::: RECORDS SUPPLIED

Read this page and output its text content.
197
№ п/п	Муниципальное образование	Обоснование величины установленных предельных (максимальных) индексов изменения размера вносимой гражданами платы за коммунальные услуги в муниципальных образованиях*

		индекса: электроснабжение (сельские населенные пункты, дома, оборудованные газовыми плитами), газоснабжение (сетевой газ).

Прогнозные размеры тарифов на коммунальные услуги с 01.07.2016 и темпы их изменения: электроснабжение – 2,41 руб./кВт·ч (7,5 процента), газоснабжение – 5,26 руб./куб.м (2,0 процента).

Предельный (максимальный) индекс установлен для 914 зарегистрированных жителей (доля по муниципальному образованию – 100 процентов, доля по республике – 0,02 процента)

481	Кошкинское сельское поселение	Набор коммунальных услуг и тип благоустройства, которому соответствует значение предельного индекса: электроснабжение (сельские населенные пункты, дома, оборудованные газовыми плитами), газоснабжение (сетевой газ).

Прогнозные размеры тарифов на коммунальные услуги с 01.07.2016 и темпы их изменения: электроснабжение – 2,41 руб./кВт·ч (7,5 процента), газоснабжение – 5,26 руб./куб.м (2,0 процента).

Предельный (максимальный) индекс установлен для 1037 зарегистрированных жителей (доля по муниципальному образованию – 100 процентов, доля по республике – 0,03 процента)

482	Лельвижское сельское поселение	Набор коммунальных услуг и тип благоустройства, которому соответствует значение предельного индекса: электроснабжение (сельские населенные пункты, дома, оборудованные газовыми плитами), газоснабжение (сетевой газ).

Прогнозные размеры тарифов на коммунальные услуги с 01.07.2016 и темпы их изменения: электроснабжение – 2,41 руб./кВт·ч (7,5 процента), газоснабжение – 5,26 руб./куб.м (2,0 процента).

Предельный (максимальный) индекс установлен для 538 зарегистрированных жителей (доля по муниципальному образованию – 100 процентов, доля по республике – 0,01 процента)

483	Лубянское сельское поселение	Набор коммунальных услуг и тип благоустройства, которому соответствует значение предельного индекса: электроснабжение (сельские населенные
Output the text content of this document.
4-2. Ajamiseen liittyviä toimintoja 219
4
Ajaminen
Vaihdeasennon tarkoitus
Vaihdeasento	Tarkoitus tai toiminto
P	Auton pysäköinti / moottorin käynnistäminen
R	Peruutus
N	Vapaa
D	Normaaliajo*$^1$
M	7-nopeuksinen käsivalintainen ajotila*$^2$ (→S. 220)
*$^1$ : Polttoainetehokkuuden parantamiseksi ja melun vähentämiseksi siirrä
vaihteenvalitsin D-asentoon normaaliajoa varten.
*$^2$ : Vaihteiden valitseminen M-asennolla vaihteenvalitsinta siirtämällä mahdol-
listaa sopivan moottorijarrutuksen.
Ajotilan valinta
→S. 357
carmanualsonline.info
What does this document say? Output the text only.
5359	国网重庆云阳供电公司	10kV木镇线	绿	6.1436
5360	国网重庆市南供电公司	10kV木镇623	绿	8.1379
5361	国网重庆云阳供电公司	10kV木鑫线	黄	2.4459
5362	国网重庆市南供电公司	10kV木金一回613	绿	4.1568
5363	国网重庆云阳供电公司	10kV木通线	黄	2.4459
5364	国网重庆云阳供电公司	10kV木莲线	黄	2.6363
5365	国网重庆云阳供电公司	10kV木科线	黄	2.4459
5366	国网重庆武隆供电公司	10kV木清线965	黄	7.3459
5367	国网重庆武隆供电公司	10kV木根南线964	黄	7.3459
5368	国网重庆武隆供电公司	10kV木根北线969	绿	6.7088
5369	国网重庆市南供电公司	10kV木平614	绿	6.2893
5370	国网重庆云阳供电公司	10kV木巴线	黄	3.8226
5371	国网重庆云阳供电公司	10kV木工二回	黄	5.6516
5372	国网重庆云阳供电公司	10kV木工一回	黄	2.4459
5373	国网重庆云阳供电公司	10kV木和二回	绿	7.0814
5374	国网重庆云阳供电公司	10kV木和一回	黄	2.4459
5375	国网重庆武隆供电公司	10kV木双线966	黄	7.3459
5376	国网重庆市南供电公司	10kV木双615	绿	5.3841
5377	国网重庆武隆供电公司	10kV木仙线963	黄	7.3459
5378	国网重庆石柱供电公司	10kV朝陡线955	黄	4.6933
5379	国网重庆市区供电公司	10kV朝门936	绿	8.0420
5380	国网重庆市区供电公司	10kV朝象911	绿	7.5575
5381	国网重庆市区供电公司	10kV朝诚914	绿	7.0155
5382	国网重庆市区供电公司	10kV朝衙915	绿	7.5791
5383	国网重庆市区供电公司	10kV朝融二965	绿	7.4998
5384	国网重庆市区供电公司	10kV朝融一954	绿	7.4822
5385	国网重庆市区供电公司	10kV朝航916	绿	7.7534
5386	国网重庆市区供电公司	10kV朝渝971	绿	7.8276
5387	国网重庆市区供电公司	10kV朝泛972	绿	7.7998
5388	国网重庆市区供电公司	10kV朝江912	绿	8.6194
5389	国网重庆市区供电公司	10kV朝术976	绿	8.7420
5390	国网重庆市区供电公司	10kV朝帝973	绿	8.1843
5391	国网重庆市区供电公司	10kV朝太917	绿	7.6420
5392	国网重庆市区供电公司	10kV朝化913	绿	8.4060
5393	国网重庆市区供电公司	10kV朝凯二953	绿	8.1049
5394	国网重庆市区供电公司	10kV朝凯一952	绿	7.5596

::::::

| TASK OBJECTIVE |
Return the whole listing exactly.

| CORRECT ANSWER |
Read this page and output its text content.
197
№ п/п	Муниципальное образование	Обоснование величины установленных предельных (максимальных) индексов изменения размера вносимой гражданами платы за коммунальные услуги в муниципальных образованиях*

		индекса: электроснабжение (сельские населенные пункты, дома, оборудованные газовыми плитами), газоснабжение (сетевой газ).

Прогнозные размеры тарифов на коммунальные услуги с 01.07.2016 и темпы их изменения: электроснабжение – 2,41 руб./кВт·ч (7,5 процента), газоснабжение – 5,26 руб./куб.м (2,0 процента).

Предельный (максимальный) индекс установлен для 914 зарегистрированных жителей (доля по муниципальному образованию – 100 процентов, доля по республике – 0,02 процента)

481	Кошкинское сельское поселение	Набор коммунальных услуг и тип благоустройства, которому соответствует значение предельного индекса: электроснабжение (сельские населенные пункты, дома, оборудованные газовыми плитами), газоснабжение (сетевой газ).

Прогнозные размеры тарифов на коммунальные услуги с 01.07.2016 и темпы их изменения: электроснабжение – 2,41 руб./кВт·ч (7,5 процента), газоснабжение – 5,26 руб./куб.м (2,0 процента).

Предельный (максимальный) индекс установлен для 1037 зарегистрированных жителей (доля по муниципальному образованию – 100 процентов, доля по республике – 0,03 процента)

482	Лельвижское сельское поселение	Набор коммунальных услуг и тип благоустройства, которому соответствует значение предельного индекса: электроснабжение (сельские населенные пункты, дома, оборудованные газовыми плитами), газоснабжение (сетевой газ).

Прогнозные размеры тарифов на коммунальные услуги с 01.07.2016 и темпы их изменения: электроснабжение – 2,41 руб./кВт·ч (7,5 процента), газоснабжение – 5,26 руб./куб.м (2,0 процента).

Предельный (максимальный) индекс установлен для 538 зарегистрированных жителей (доля по муниципальному образованию – 100 процентов, доля по республике – 0,01 процента)

483	Лубянское сельское поселение	Набор коммунальных услуг и тип благоустройства, которому соответствует значение предельного индекса: электроснабжение (сельские населенные
Output the text content of this document.
4-2. Ajamiseen liittyviä toimintoja 219
4
Ajaminen
Vaihdeasennon tarkoitus
Vaihdeasento	Tarkoitus tai toiminto
P	Auton pysäköinti / moottorin käynnistäminen
R	Peruutus
N	Vapaa
D	Normaaliajo*$^1$
M	7-nopeuksinen käsivalintainen ajotila*$^2$ (→S. 220)
*$^1$ : Polttoainetehokkuuden parantamiseksi ja melun vähentämiseksi siirrä
vaihteenvalitsin D-asentoon normaaliajoa varten.
*$^2$ : Vaihteiden valitseminen M-asennolla vaihteenvalitsinta siirtämällä mahdol-
listaa sopivan moottorijarrutuksen.
Ajotilan valinta
→S. 357
carmanualsonline.info
What does this document say? Output the text only.
5359	国网重庆云阳供电公司	10kV木镇线	绿	6.1436
5360	国网重庆市南供电公司	10kV木镇623	绿	8.1379
5361	国网重庆云阳供电公司	10kV木鑫线	黄	2.4459
5362	国网重庆市南供电公司	10kV木金一回613	绿	4.1568
5363	国网重庆云阳供电公司	10kV木通线	黄	2.4459
5364	国网重庆云阳供电公司	10kV木莲线	黄	2.6363
5365	国网重庆云阳供电公司	10kV木科线	黄	2.4459
5366	国网重庆武隆供电公司	10kV木清线965	黄	7.3459
5367	国网重庆武隆供电公司	10kV木根南线964	黄	7.3459
5368	国网重庆武隆供电公司	10kV木根北线969	绿	6.7088
5369	国网重庆市南供电公司	10kV木平614	绿	6.2893
5370	国网重庆云阳供电公司	10kV木巴线	黄	3.8226
5371	国网重庆云阳供电公司	10kV木工二回	黄	5.6516
5372	国网重庆云阳供电公司	10kV木工一回	黄	2.4459
5373	国网重庆云阳供电公司	10kV木和二回	绿	7.0814
5374	国网重庆云阳供电公司	10kV木和一回	黄	2.4459
5375	国网重庆武隆供电公司	10kV木双线966	黄	7.3459
5376	国网重庆市南供电公司	10kV木双615	绿	5.3841
5377	国网重庆武隆供电公司	10kV木仙线963	黄	7.3459
5378	国网重庆石柱供电公司	10kV朝陡线955	黄	4.6933
5379	国网重庆市区供电公司	10kV朝门936	绿	8.0420
5380	国网重庆市区供电公司	10kV朝象911	绿	7.5575
5381	国网重庆市区供电公司	10kV朝诚914	绿	7.0155
5382	国网重庆市区供电公司	10kV朝衙915	绿	7.5791
5383	国网重庆市区供电公司	10kV朝融二965	绿	7.4998
5384	国网重庆市区供电公司	10kV朝融一954	绿	7.4822
5385	国网重庆市区供电公司	10kV朝航916	绿	7.7534
5386	国网重庆市区供电公司	10kV朝渝971	绿	7.8276
5387	国网重庆市区供电公司	10kV朝泛972	绿	7.7998
5388	国网重庆市区供电公司	10kV朝江912	绿	8.6194
5389	国网重庆市区供电公司	10kV朝术976	绿	8.7420
5390	国网重庆市区供电公司	10kV朝帝973	绿	8.1843
5391	国网重庆市区供电公司	10kV朝太917	绿	7.6420
5392	国网重庆市区供电公司	10kV朝化913	绿	8.4060
5393	国网重庆市区供电公司	10kV朝凯二953	绿	8.1049
5394	国网重庆市区供电公司	10kV朝凯一952	绿	7.5596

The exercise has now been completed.